— BEGIN —
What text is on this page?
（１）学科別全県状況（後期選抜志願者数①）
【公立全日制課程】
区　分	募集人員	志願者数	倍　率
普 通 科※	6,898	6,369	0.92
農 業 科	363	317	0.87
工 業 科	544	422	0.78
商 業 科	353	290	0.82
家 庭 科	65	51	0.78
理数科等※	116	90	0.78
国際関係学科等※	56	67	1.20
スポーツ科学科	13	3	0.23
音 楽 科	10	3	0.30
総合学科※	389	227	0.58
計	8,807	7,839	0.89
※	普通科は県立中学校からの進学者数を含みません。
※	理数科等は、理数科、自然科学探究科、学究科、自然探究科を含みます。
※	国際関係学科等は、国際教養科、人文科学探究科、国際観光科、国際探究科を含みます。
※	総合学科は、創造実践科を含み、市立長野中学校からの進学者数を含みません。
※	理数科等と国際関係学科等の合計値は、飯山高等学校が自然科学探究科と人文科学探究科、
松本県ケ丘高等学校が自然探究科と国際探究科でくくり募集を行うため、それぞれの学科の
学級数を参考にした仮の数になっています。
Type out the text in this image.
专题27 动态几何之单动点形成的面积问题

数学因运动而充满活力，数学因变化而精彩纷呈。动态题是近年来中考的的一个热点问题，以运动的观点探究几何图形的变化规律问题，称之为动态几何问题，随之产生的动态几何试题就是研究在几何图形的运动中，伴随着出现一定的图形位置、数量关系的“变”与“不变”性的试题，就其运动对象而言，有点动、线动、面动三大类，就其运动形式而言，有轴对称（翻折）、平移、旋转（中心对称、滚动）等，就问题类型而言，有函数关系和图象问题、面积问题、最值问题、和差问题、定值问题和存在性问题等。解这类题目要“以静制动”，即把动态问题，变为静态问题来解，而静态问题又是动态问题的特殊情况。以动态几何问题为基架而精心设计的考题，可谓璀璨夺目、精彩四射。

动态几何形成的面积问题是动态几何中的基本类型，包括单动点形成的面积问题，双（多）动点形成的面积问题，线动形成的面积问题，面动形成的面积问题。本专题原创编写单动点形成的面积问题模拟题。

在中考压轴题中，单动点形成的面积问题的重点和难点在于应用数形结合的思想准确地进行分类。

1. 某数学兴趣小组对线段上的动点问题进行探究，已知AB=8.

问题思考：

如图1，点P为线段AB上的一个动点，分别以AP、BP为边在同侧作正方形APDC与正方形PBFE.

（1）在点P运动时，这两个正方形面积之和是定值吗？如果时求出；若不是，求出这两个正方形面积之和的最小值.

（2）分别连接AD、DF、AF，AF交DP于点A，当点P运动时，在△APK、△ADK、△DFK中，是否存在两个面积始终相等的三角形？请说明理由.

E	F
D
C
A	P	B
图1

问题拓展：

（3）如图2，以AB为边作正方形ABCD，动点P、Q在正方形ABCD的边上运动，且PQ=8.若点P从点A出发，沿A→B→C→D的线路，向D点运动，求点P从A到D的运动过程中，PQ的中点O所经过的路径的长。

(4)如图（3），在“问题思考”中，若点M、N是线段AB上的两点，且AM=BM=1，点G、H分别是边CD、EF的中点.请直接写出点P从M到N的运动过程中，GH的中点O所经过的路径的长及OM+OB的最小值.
— END —
**Stated goal:** In the lines above, find each one with "this" and list it.

**Exercise answer:**
What text is on this page?
Type out the text in this image.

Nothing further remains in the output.